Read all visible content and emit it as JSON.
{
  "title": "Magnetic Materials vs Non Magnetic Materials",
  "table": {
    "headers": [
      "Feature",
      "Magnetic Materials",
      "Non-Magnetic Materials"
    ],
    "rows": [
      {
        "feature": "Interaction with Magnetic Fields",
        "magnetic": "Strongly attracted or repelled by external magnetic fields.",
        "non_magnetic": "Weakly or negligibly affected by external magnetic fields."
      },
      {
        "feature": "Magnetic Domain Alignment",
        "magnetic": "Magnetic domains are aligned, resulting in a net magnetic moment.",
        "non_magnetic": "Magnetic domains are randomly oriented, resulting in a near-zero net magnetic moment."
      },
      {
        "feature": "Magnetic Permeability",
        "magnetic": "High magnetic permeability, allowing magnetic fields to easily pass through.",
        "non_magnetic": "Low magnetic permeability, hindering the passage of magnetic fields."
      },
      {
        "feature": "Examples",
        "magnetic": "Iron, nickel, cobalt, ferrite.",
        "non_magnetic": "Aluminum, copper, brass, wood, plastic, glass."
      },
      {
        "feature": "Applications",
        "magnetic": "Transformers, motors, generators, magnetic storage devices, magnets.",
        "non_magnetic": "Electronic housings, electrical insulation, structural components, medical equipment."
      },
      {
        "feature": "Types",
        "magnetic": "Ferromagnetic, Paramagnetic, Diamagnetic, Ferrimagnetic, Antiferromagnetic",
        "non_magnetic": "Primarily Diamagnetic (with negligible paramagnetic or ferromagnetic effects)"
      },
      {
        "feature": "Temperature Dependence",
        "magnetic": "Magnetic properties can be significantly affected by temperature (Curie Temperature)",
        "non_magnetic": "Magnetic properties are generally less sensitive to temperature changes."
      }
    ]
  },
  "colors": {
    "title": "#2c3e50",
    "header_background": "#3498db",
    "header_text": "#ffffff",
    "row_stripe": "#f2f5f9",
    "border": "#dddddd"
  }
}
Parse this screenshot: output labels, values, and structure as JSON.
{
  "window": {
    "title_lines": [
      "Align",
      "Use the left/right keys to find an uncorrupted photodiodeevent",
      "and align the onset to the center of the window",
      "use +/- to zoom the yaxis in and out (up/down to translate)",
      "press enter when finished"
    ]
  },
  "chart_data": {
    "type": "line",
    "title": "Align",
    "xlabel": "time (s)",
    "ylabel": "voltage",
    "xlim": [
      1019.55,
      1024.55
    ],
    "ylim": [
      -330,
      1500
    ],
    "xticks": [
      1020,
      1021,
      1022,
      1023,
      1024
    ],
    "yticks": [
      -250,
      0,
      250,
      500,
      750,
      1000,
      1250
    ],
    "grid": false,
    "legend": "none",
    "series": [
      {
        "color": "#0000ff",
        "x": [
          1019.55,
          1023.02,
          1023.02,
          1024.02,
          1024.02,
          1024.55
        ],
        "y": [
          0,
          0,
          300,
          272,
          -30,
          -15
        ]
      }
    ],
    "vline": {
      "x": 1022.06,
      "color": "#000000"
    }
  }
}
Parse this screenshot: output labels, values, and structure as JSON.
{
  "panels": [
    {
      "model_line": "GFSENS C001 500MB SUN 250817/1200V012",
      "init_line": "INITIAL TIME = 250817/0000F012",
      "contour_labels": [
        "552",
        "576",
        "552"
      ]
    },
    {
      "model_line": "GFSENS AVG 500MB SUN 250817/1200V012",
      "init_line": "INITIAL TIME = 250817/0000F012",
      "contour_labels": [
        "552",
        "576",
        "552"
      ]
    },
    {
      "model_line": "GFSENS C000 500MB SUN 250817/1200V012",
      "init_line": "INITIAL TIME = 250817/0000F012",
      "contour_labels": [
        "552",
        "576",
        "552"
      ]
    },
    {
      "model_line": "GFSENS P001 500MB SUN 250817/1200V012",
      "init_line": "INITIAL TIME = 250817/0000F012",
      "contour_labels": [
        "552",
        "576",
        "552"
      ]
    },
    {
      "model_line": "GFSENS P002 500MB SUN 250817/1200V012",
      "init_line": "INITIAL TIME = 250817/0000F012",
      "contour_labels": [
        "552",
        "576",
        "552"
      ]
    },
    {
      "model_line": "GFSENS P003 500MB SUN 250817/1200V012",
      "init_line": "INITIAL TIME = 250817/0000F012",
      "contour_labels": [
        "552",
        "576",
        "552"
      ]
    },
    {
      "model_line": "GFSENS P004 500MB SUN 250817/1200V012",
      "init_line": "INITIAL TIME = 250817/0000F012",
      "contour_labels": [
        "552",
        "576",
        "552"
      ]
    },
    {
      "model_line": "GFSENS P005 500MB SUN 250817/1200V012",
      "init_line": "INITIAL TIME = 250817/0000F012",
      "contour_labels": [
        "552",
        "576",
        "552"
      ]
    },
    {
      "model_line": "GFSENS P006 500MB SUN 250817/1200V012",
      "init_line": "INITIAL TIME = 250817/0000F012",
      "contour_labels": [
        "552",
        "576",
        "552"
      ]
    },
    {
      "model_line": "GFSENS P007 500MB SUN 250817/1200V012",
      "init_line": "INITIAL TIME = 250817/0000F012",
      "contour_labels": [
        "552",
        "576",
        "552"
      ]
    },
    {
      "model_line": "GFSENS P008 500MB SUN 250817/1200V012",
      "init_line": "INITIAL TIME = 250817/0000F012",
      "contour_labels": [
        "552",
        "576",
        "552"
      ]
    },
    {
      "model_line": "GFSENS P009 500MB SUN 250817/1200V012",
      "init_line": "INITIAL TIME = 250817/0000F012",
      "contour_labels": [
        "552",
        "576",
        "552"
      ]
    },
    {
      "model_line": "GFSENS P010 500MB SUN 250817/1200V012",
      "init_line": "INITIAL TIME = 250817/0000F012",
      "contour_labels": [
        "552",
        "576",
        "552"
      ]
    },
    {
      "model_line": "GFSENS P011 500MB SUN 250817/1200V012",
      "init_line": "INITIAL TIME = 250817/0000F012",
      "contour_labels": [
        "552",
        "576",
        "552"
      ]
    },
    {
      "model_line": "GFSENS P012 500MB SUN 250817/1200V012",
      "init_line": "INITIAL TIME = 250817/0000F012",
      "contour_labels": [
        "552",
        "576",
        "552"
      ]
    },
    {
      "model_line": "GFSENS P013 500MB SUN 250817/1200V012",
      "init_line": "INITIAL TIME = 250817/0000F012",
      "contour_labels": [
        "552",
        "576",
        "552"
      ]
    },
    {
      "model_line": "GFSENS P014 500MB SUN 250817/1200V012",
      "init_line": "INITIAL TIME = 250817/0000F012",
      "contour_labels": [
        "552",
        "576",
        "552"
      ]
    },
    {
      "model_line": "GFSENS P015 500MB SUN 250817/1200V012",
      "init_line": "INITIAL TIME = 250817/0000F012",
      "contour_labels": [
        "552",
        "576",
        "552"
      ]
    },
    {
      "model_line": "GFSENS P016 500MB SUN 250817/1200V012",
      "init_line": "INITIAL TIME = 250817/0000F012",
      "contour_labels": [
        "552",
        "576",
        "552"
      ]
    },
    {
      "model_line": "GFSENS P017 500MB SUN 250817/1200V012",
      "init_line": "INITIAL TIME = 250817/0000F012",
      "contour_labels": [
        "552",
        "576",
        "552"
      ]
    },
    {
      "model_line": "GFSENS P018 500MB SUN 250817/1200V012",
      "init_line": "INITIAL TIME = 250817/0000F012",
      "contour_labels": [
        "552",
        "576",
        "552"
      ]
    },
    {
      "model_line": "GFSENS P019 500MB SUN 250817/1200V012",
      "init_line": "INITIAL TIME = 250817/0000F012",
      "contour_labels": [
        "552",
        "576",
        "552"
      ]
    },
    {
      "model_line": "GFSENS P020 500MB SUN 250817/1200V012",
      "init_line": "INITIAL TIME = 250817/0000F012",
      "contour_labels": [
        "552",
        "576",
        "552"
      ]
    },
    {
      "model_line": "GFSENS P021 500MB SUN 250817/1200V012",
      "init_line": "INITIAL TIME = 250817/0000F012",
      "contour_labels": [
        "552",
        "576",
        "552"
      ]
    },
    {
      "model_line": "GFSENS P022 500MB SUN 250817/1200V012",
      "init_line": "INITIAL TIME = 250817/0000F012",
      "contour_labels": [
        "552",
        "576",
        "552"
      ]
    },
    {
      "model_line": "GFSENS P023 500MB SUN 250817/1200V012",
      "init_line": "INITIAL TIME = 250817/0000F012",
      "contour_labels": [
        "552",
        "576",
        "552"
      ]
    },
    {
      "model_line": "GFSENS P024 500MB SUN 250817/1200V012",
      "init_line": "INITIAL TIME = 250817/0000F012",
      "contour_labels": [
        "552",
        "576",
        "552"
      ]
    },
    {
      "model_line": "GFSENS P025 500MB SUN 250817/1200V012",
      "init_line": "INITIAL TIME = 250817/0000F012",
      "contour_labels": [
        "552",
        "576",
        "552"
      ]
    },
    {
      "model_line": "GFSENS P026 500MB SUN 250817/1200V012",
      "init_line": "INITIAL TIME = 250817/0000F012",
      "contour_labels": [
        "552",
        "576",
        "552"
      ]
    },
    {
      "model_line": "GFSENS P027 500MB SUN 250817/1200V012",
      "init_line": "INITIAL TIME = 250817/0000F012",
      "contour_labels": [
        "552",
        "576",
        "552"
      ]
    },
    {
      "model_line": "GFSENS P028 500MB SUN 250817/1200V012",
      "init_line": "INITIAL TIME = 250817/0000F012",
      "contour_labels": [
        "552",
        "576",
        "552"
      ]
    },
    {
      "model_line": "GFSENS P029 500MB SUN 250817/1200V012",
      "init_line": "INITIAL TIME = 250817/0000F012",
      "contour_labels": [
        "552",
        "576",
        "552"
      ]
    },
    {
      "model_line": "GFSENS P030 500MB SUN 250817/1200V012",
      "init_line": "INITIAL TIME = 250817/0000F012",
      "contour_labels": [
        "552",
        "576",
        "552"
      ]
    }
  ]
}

• [Task goal]
Show all lines in the entries above where the word "Materials" appears.

• [Solution below]
  "title": "Magnetic Materials vs Non Magnetic Materials",
      "Magnetic Materials",
      "Non-Magnetic Materials"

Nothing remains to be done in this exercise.